Data tied to figure images:
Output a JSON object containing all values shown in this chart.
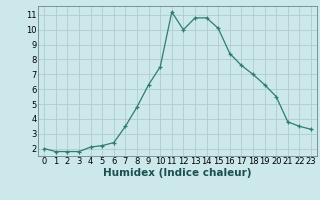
{
  "x": [
    0,
    1,
    2,
    3,
    4,
    5,
    6,
    7,
    8,
    9,
    10,
    11,
    12,
    13,
    14,
    15,
    16,
    17,
    18,
    19,
    20,
    21,
    22,
    23
  ],
  "y": [
    2.0,
    1.8,
    1.8,
    1.8,
    2.1,
    2.2,
    2.4,
    3.5,
    4.8,
    6.3,
    7.5,
    11.2,
    10.0,
    10.8,
    10.8,
    10.1,
    8.4,
    7.6,
    7.0,
    6.3,
    5.5,
    3.8,
    3.5,
    3.3
  ],
  "xlabel": "Humidex (Indice chaleur)",
  "xlim": [
    -0.5,
    23.5
  ],
  "ylim": [
    1.5,
    11.6
  ],
  "yticks": [
    2,
    3,
    4,
    5,
    6,
    7,
    8,
    9,
    10,
    11
  ],
  "xticks": [
    0,
    1,
    2,
    3,
    4,
    5,
    6,
    7,
    8,
    9,
    10,
    11,
    12,
    13,
    14,
    15,
    16,
    17,
    18,
    19,
    20,
    21,
    22,
    23
  ],
  "line_color": "#2e7d6e",
  "marker": "+",
  "bg_color": "#cce8ea",
  "grid_color": "#b0cccc",
  "xlabel_fontsize": 7.5,
  "tick_fontsize": 6.0
}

* [Aim]:
Transcribe the whole listing, character for character, but not its images.

* [Task response]:
Output a JSON object containing all values shown in this chart.
{
  "x": [
    0,
    1,
    2,
    3,
    4,
    5,
    6,
    7,
    8,
    9,
    10,
    11,
    12,
    13,
    14,
    15,
    16,
    17,
    18,
    19,
    20,
    21,
    22,
    23
  ],
  "y": [
    2.0,
    1.8,
    1.8,
    1.8,
    2.1,
    2.2,
    2.4,
    3.5,
    4.8,
    6.3,
    7.5,
    11.2,
    10.0,
    10.8,
    10.8,
    10.1,
    8.4,
    7.6,
    7.0,
    6.3,
    5.5,
    3.8,
    3.5,
    3.3
  ],
  "xlabel": "Humidex (Indice chaleur)",
  "xlim": [
    -0.5,
    23.5
  ],
  "ylim": [
    1.5,
    11.6
  ],
  "yticks": [
    2,
    3,
    4,
    5,
    6,
    7,
    8,
    9,
    10,
    11
  ],
  "xticks": [
    0,
    1,
    2,
    3,
    4,
    5,
    6,
    7,
    8,
    9,
    10,
    11,
    12,
    13,
    14,
    15,
    16,
    17,
    18,
    19,
    20,
    21,
    22,
    23
  ],
  "line_color": "#2e7d6e",
  "marker": "+",
  "bg_color": "#cce8ea",
  "grid_color": "#b0cccc",
  "xlabel_fontsize": 7.5,
  "tick_fontsize": 6.0
}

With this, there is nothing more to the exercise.